_What is needed:_ Please reproduce, unchanged and with nothing else, the stretch of the records below from the line containing "Patent image size: (765, 685)." through the line containing "The support frame 11 is at (583, 527).", both of those lines included.
-- begin --
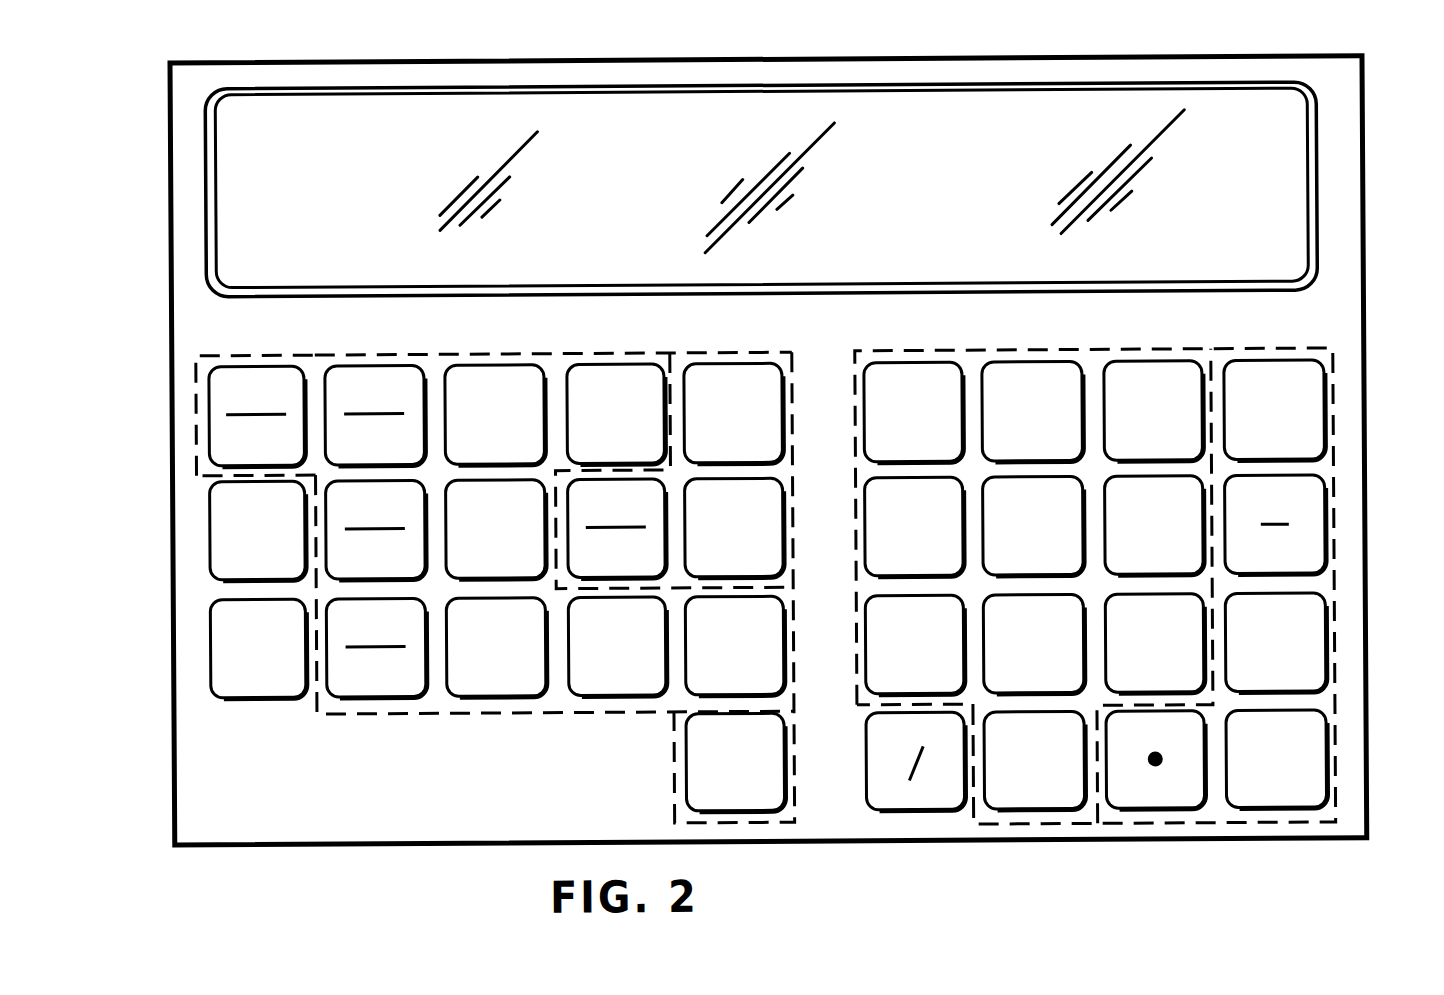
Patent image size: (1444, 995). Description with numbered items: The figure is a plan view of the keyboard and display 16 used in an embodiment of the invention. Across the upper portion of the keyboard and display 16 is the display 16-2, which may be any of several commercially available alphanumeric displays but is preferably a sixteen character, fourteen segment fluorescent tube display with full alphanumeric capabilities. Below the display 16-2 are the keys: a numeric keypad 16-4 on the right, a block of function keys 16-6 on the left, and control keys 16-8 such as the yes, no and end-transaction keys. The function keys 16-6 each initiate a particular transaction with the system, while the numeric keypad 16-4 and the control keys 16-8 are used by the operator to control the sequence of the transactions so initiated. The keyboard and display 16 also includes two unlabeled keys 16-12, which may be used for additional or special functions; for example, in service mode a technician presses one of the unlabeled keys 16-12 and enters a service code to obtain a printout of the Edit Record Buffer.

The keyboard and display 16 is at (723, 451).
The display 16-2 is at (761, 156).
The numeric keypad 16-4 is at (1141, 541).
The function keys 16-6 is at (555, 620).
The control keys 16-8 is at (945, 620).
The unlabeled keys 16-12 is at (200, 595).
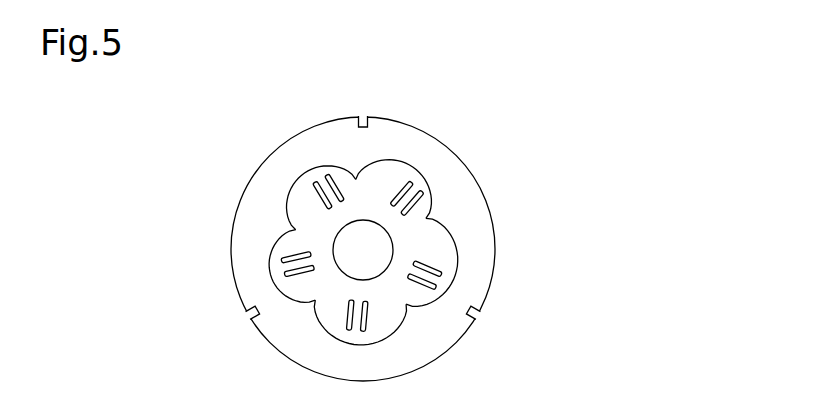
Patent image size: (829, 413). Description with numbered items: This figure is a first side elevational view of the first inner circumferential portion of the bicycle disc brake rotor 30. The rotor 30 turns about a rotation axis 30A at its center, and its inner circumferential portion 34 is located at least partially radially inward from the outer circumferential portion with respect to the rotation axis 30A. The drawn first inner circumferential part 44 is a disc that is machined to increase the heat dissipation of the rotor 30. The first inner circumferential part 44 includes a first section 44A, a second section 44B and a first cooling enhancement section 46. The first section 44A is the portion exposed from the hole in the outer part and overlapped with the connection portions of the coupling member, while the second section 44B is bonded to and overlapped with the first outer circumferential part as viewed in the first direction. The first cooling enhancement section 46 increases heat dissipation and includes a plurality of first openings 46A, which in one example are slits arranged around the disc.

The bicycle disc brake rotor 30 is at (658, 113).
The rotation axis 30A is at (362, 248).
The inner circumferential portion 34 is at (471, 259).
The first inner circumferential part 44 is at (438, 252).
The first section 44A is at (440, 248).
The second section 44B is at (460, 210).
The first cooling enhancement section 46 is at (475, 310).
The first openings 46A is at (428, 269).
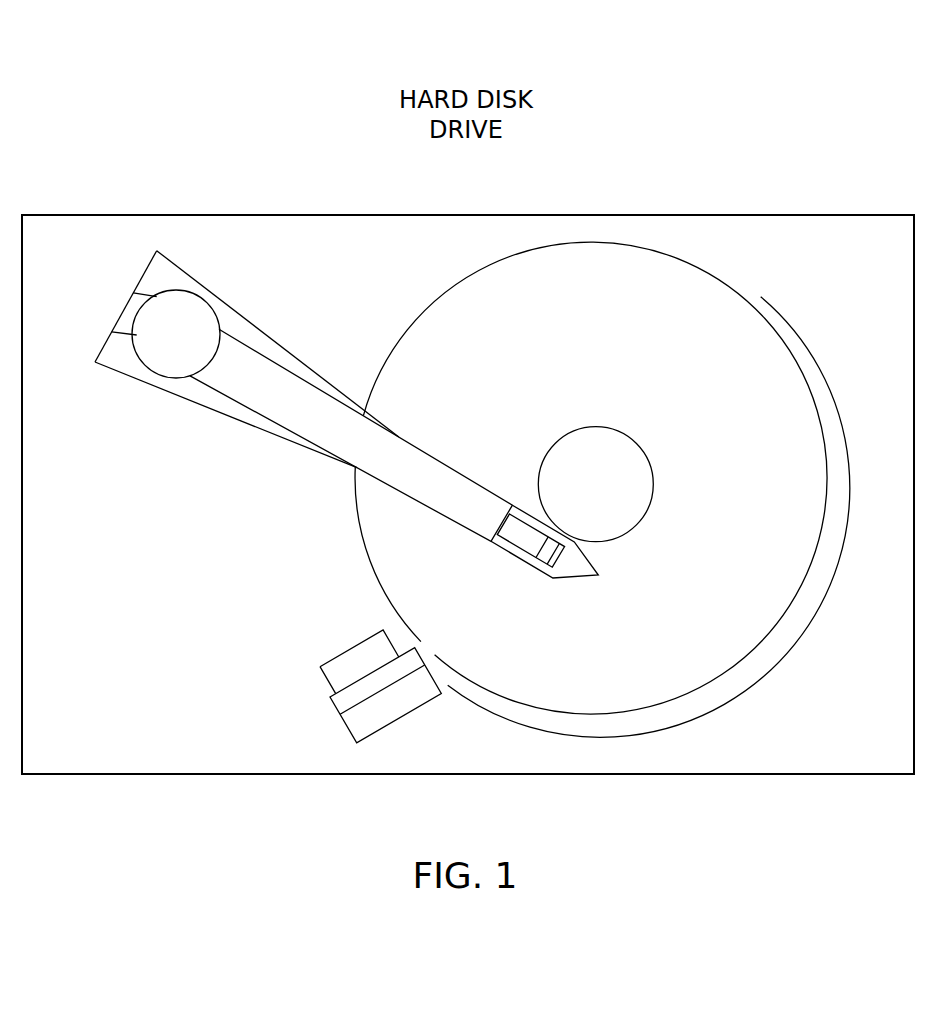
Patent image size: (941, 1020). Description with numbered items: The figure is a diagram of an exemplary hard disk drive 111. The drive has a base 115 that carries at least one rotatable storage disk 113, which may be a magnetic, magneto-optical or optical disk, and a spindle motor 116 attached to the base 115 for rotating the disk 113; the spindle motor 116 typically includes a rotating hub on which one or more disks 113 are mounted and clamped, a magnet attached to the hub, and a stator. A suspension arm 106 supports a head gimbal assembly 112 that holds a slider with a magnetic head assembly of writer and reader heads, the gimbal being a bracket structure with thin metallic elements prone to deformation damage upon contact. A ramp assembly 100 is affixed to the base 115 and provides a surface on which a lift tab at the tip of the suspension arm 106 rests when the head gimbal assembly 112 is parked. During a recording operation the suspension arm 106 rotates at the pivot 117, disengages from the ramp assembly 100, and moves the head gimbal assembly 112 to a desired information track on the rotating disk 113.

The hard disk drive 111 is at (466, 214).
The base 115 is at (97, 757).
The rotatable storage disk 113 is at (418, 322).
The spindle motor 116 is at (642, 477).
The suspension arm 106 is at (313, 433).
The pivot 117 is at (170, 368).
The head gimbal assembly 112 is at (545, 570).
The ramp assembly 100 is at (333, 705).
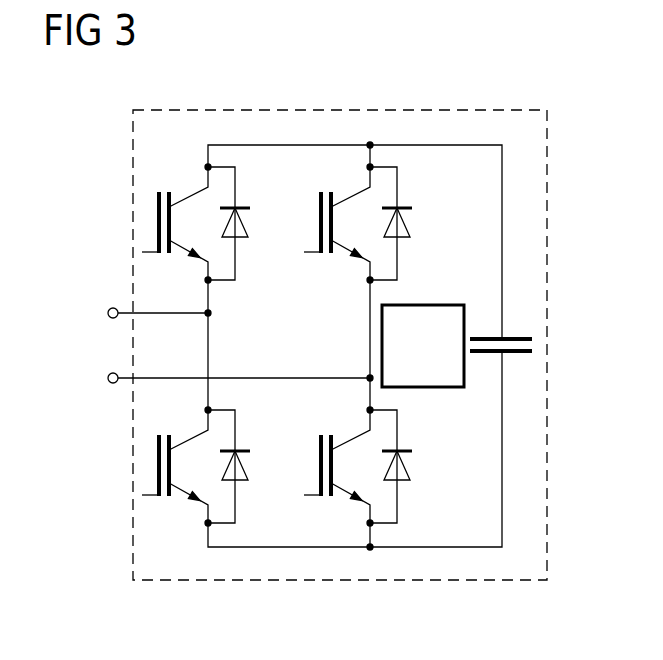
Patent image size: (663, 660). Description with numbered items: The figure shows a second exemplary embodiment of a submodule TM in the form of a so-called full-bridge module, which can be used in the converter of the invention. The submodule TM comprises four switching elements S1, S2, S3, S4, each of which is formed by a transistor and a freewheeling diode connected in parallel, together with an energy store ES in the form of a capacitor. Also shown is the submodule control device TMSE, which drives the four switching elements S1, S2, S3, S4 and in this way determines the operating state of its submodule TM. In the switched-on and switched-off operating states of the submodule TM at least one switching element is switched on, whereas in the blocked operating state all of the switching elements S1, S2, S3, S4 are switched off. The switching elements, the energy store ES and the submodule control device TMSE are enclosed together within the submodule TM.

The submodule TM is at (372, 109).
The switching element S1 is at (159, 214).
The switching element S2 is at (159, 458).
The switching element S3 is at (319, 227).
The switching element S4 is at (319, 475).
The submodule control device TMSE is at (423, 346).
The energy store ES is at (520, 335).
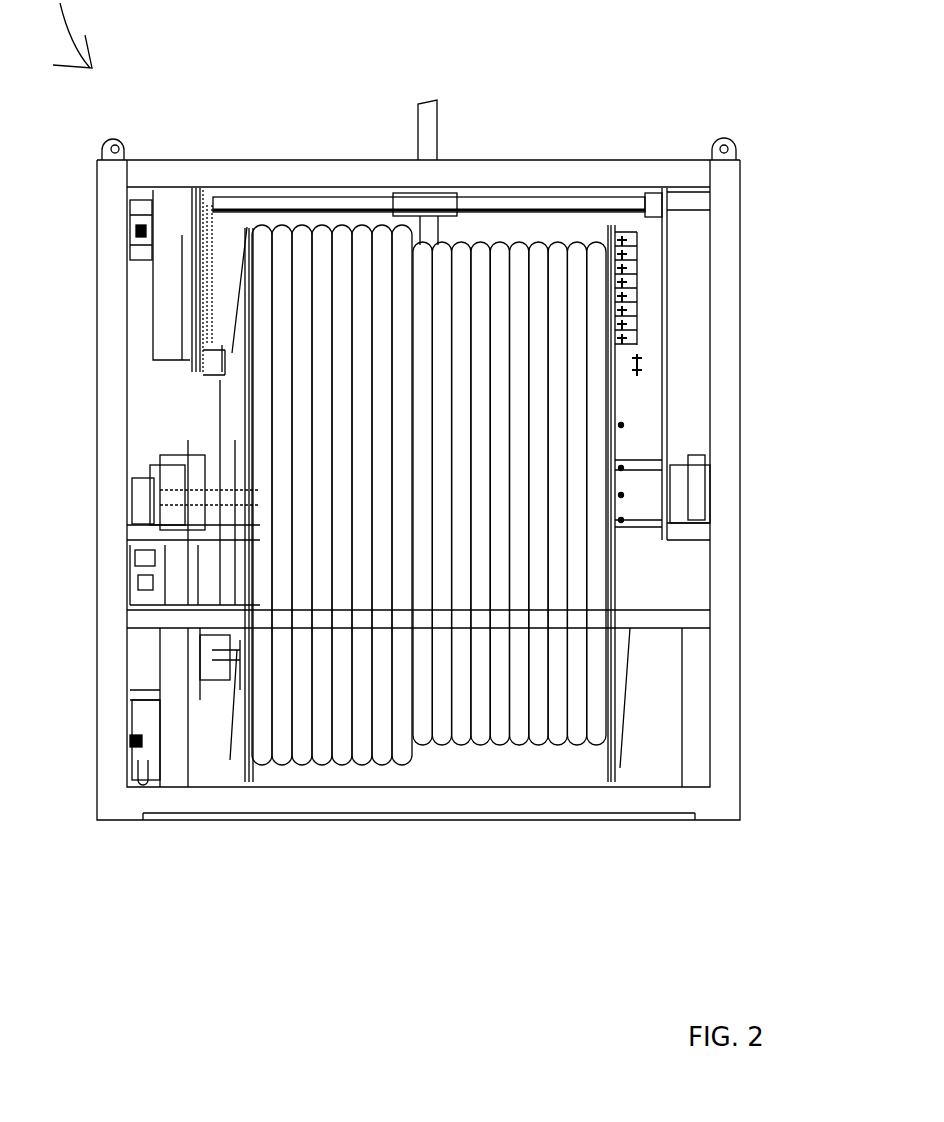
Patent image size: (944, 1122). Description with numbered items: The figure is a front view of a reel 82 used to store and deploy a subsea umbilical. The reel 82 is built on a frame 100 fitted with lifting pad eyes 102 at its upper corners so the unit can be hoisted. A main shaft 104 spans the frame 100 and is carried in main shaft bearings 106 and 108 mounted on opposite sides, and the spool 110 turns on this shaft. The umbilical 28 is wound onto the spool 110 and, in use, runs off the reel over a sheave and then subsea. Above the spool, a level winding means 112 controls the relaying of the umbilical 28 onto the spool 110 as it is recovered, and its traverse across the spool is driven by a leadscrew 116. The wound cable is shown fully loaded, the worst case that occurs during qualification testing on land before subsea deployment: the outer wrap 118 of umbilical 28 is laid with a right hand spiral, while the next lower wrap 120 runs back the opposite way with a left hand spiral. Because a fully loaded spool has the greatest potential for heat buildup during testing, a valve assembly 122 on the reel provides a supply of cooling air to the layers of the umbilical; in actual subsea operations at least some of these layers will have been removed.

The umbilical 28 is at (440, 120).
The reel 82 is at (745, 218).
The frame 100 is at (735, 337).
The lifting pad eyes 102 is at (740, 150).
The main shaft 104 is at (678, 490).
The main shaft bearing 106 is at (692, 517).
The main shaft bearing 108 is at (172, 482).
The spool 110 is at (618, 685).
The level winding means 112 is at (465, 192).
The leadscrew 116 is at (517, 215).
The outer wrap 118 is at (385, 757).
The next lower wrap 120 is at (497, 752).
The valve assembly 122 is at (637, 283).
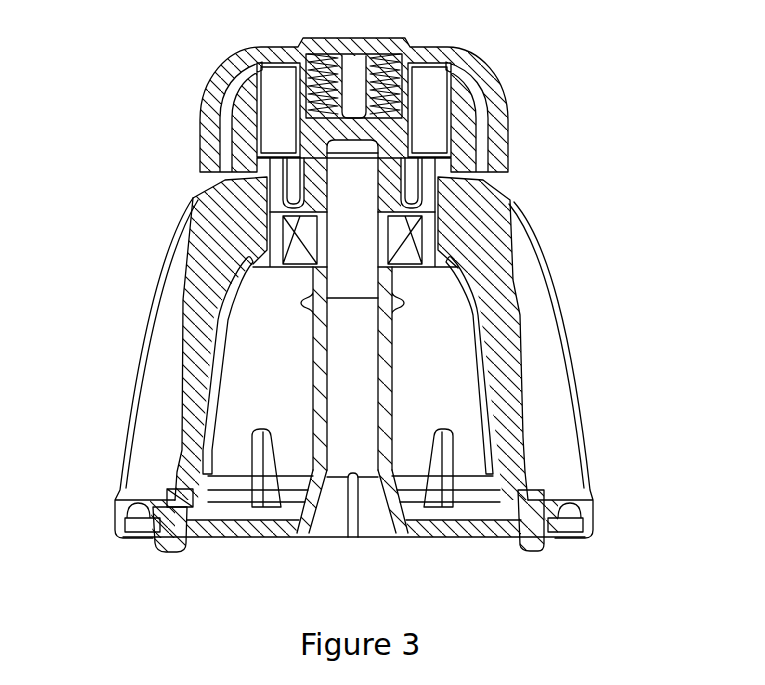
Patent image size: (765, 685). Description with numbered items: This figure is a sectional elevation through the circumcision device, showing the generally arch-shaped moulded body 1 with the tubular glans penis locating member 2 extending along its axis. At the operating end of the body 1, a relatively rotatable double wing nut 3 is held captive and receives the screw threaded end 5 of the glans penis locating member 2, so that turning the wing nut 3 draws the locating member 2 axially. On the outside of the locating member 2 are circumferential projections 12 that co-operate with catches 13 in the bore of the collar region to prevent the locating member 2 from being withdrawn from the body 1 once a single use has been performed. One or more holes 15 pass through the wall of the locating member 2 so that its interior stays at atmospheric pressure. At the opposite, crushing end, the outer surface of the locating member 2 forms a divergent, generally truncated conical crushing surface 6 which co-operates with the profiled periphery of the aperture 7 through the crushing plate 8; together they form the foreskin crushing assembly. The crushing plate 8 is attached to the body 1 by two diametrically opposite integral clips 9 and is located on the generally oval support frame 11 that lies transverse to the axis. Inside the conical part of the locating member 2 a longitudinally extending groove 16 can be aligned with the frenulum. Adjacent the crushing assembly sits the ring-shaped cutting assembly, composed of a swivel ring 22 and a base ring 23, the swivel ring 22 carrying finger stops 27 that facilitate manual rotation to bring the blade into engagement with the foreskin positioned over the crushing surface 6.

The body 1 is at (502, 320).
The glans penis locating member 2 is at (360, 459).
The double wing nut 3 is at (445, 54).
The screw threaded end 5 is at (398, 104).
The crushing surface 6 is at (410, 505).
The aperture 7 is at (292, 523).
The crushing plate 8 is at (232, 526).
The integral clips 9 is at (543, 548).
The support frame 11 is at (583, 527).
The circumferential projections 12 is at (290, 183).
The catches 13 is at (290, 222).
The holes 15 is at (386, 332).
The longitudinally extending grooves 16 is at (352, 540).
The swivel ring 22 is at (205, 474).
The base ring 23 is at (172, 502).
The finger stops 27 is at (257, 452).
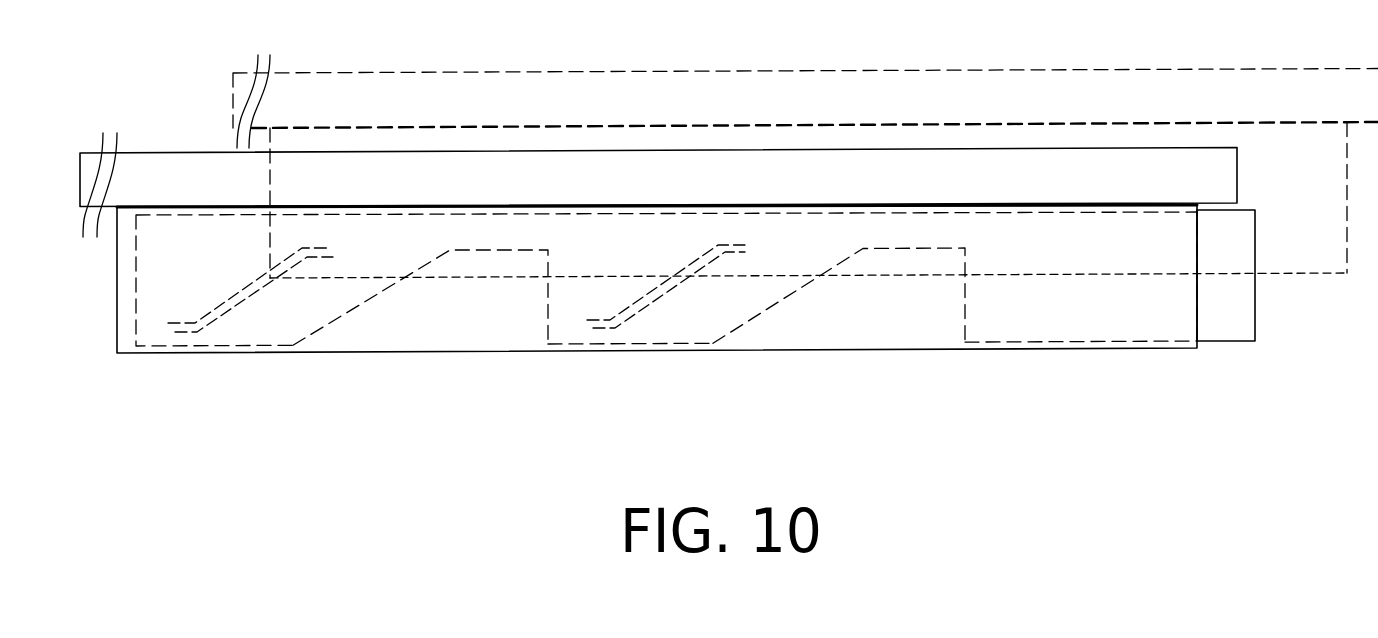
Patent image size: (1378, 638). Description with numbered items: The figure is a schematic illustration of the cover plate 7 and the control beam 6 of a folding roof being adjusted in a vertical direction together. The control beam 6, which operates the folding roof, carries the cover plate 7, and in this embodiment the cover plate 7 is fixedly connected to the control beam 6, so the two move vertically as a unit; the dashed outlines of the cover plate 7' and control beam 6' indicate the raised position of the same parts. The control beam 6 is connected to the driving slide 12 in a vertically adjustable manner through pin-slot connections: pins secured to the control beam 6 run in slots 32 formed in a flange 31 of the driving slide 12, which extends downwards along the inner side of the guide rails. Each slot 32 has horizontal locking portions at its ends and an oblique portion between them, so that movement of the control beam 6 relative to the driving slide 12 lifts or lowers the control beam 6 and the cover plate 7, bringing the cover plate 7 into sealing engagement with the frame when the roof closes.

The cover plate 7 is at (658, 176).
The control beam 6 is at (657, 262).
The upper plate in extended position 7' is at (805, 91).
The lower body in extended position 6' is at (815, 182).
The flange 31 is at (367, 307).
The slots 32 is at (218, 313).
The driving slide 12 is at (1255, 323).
-- end --
_Correct result:_
Patent image size: (765, 685). Description with numbered items: This figure is a sectional elevation through the circumcision device, showing the generally arch-shaped moulded body 1 with the tubular glans penis locating member 2 extending along its axis. At the operating end of the body 1, a relatively rotatable double wing nut 3 is held captive and receives the screw threaded end 5 of the glans penis locating member 2, so that turning the wing nut 3 draws the locating member 2 axially. On the outside of the locating member 2 are circumferential projections 12 that co-operate with catches 13 in the bore of the collar region to prevent the locating member 2 from being withdrawn from the body 1 once a single use has been performed. One or more holes 15 pass through the wall of the locating member 2 so that its interior stays at atmospheric pressure. At the opposite, crushing end, the outer surface of the locating member 2 forms a divergent, generally truncated conical crushing surface 6 which co-operates with the profiled periphery of the aperture 7 through the crushing plate 8; together they form the foreskin crushing assembly. The crushing plate 8 is attached to the body 1 by two diametrically opposite integral clips 9 and is located on the generally oval support frame 11 that lies transverse to the axis. Inside the conical part of the locating member 2 a longitudinally extending groove 16 can be aligned with the frenulum. Adjacent the crushing assembly sits the ring-shaped cutting assembly, composed of a swivel ring 22 and a base ring 23, the swivel ring 22 carrying finger stops 27 that facilitate manual rotation to bring the blade into engagement with the foreskin positioned over the crushing surface 6.

The body 1 is at (502, 320).
The glans penis locating member 2 is at (360, 459).
The double wing nut 3 is at (445, 54).
The screw threaded end 5 is at (398, 104).
The crushing surface 6 is at (410, 505).
The aperture 7 is at (292, 523).
The crushing plate 8 is at (232, 526).
The integral clips 9 is at (543, 548).
The support frame 11 is at (583, 527).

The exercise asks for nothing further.